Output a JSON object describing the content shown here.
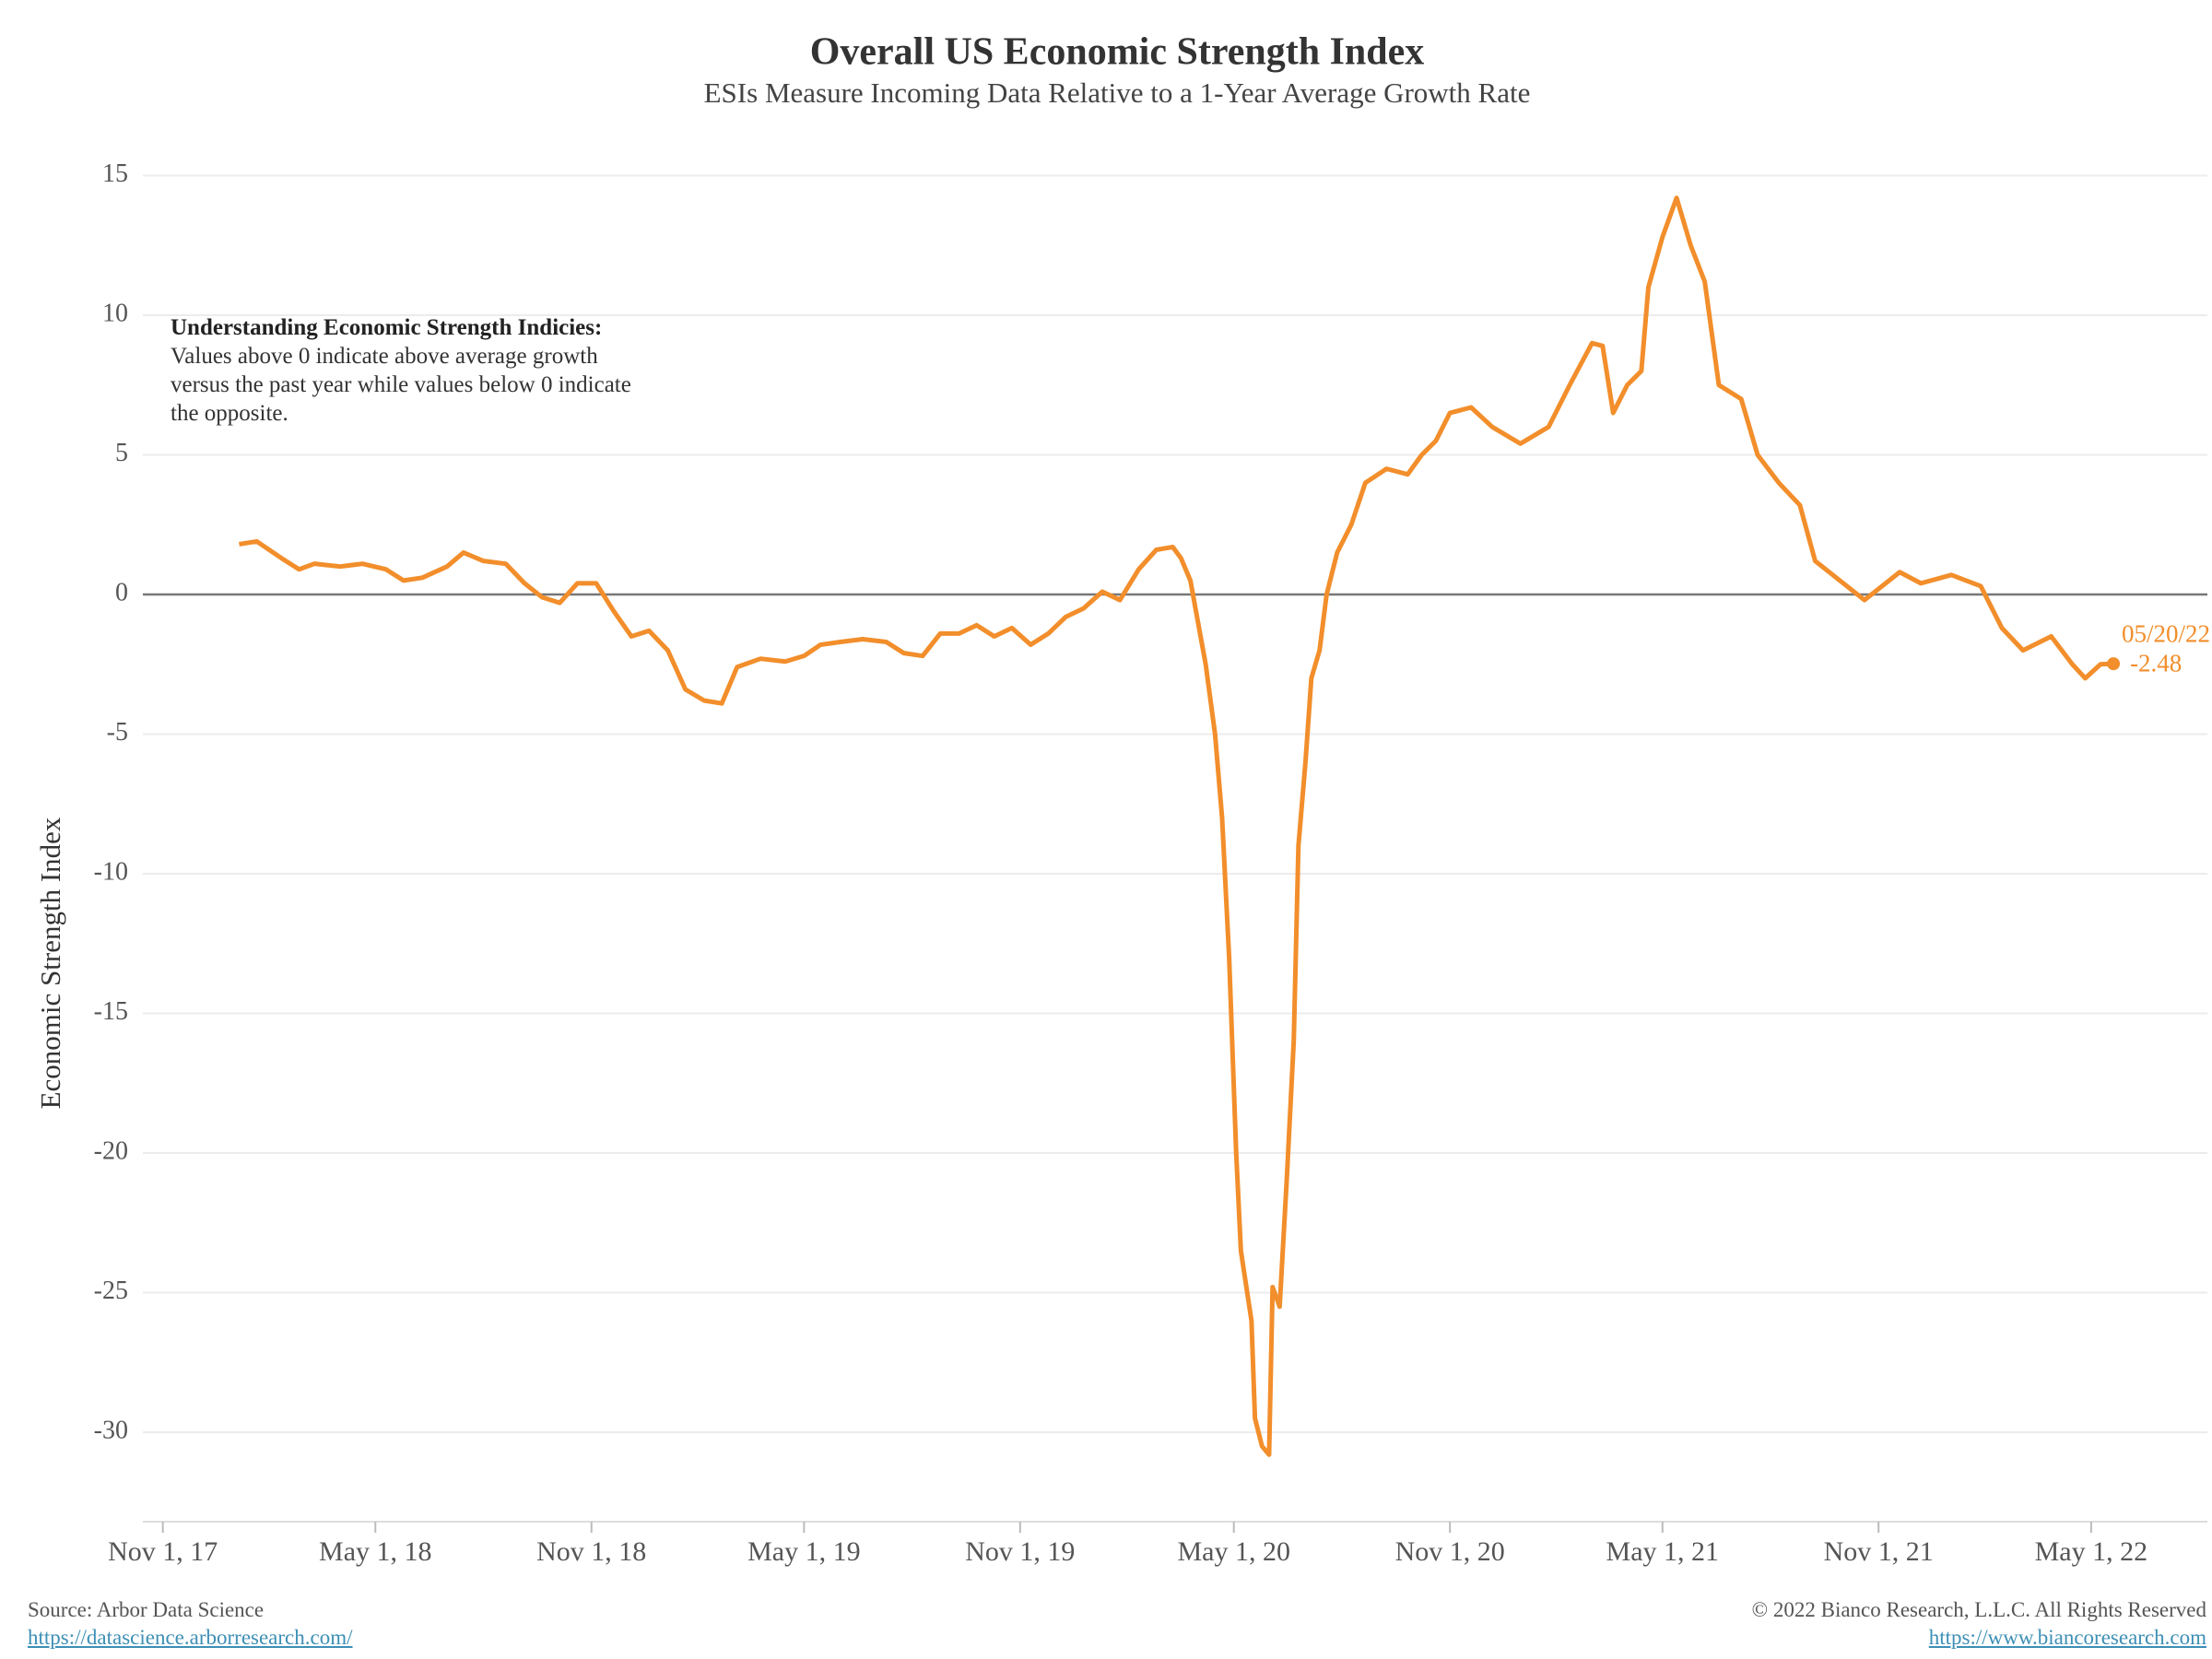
{
  "chart_data": {
    "type": "line",
    "title": "Overall US Economic Strength Index",
    "subtitle": "ESIs Measure Incoming Data Relative to a 1-Year Average Growth Rate",
    "y_label": "Economic Strength Index",
    "note_title": "Understanding Economic Strength Indicies:",
    "note_text": "Values above 0 indicate above average growth versus the past year while values below 0 indicate the opposite.",
    "last_date_label": "05/20/22",
    "source": "Source: Arbor Data Science",
    "source_url": "https://datascience.arborresearch.com/",
    "copyright": "© 2022 Bianco Research, L.L.C. All Rights Reserved",
    "copyright_url": "https://www.biancoresearch.com",
    "grid": true,
    "zero_line": true,
    "xlim": [
      "2017-10-15",
      "2022-08-08"
    ],
    "xticks": [
      {
        "value": "2017-11-01",
        "label": "Nov 1, 17"
      },
      {
        "value": "2018-05-01",
        "label": "May 1, 18"
      },
      {
        "value": "2018-11-01",
        "label": "Nov 1, 18"
      },
      {
        "value": "2019-05-01",
        "label": "May 1, 19"
      },
      {
        "value": "2019-11-01",
        "label": "Nov 1, 19"
      },
      {
        "value": "2020-05-01",
        "label": "May 1, 20"
      },
      {
        "value": "2020-11-01",
        "label": "Nov 1, 20"
      },
      {
        "value": "2021-05-01",
        "label": "May 1, 21"
      },
      {
        "value": "2021-11-01",
        "label": "Nov 1, 21"
      },
      {
        "value": "2022-05-01",
        "label": "May 1, 22"
      }
    ],
    "ylim": [
      -33.2,
      16.6
    ],
    "yticks": [
      -30,
      -25,
      -20,
      -15,
      -10,
      -5,
      0,
      5,
      10,
      15
    ],
    "x": [
      "2018-01-05",
      "2018-01-20",
      "2018-02-10",
      "2018-02-25",
      "2018-03-10",
      "2018-04-01",
      "2018-04-20",
      "2018-05-10",
      "2018-05-25",
      "2018-06-10",
      "2018-07-01",
      "2018-07-15",
      "2018-08-01",
      "2018-08-20",
      "2018-09-05",
      "2018-09-20",
      "2018-10-05",
      "2018-10-20",
      "2018-11-05",
      "2018-11-20",
      "2018-12-05",
      "2018-12-20",
      "2019-01-05",
      "2019-01-20",
      "2019-02-05",
      "2019-02-20",
      "2019-03-05",
      "2019-03-25",
      "2019-04-15",
      "2019-05-01",
      "2019-05-15",
      "2019-06-01",
      "2019-06-20",
      "2019-07-10",
      "2019-07-25",
      "2019-08-10",
      "2019-08-25",
      "2019-09-10",
      "2019-09-25",
      "2019-10-10",
      "2019-10-25",
      "2019-11-10",
      "2019-11-25",
      "2019-12-10",
      "2019-12-25",
      "2020-01-10",
      "2020-01-25",
      "2020-02-10",
      "2020-02-25",
      "2020-03-10",
      "2020-03-17",
      "2020-03-25",
      "2020-04-07",
      "2020-04-15",
      "2020-04-21",
      "2020-04-27",
      "2020-05-03",
      "2020-05-07",
      "2020-05-16",
      "2020-05-19",
      "2020-05-25",
      "2020-05-31",
      "2020-06-03",
      "2020-06-09",
      "2020-06-15",
      "2020-06-21",
      "2020-06-25",
      "2020-07-01",
      "2020-07-06",
      "2020-07-13",
      "2020-07-19",
      "2020-07-28",
      "2020-08-09",
      "2020-08-21",
      "2020-09-08",
      "2020-09-26",
      "2020-10-08",
      "2020-10-20",
      "2020-11-01",
      "2020-11-19",
      "2020-12-07",
      "2020-12-31",
      "2021-01-24",
      "2021-02-11",
      "2021-03-02",
      "2021-03-11",
      "2021-03-20",
      "2021-04-01",
      "2021-04-13",
      "2021-04-19",
      "2021-05-01",
      "2021-05-13",
      "2021-05-25",
      "2021-06-06",
      "2021-06-18",
      "2021-07-07",
      "2021-07-21",
      "2021-08-08",
      "2021-08-26",
      "2021-09-08",
      "2021-09-26",
      "2021-10-20",
      "2021-11-01",
      "2021-11-19",
      "2021-12-07",
      "2022-01-02",
      "2022-01-27",
      "2022-02-14",
      "2022-03-04",
      "2022-03-28",
      "2022-04-15",
      "2022-04-26",
      "2022-05-09",
      "2022-05-20"
    ],
    "series": [
      {
        "name": "Economic Strength Index",
        "color": "#f28e2b",
        "values": [
          1.8,
          1.9,
          1.3,
          0.9,
          1.1,
          1.0,
          1.1,
          0.9,
          0.5,
          0.6,
          1.0,
          1.5,
          1.2,
          1.1,
          0.4,
          -0.1,
          -0.3,
          0.4,
          0.4,
          -0.6,
          -1.5,
          -1.3,
          -2.0,
          -3.4,
          -3.8,
          -3.9,
          -2.6,
          -2.3,
          -2.4,
          -2.2,
          -1.8,
          -1.7,
          -1.6,
          -1.7,
          -2.1,
          -2.2,
          -1.4,
          -1.4,
          -1.1,
          -1.5,
          -1.2,
          -1.8,
          -1.4,
          -0.8,
          -0.5,
          0.1,
          -0.2,
          0.9,
          1.6,
          1.7,
          1.3,
          0.5,
          -2.5,
          -5,
          -8,
          -13,
          -20,
          -23.5,
          -26,
          -29.5,
          -30.5,
          -30.8,
          -24.8,
          -25.5,
          -21,
          -16,
          -9,
          -6,
          -3,
          -2,
          0,
          1.5,
          2.5,
          4,
          4.5,
          4.3,
          5,
          5.5,
          6.5,
          6.7,
          6,
          5.4,
          6,
          7.5,
          9,
          8.9,
          6.5,
          7.5,
          8,
          11,
          12.8,
          14.2,
          12.5,
          11.2,
          7.5,
          7,
          5,
          4,
          3.2,
          1.2,
          0.6,
          -0.2,
          0.2,
          0.8,
          0.4,
          0.7,
          0.3,
          -1.2,
          -2,
          -1.5,
          -2.5,
          -3,
          -2.5,
          -2.48
        ]
      }
    ]
  }
}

------------------------------------------------------------------------

**TASK DIRECTIONS:** State the number of lines in this listing that contain the string "Strength", and add nothing else.

**COMPLETE RESPONSE:** 4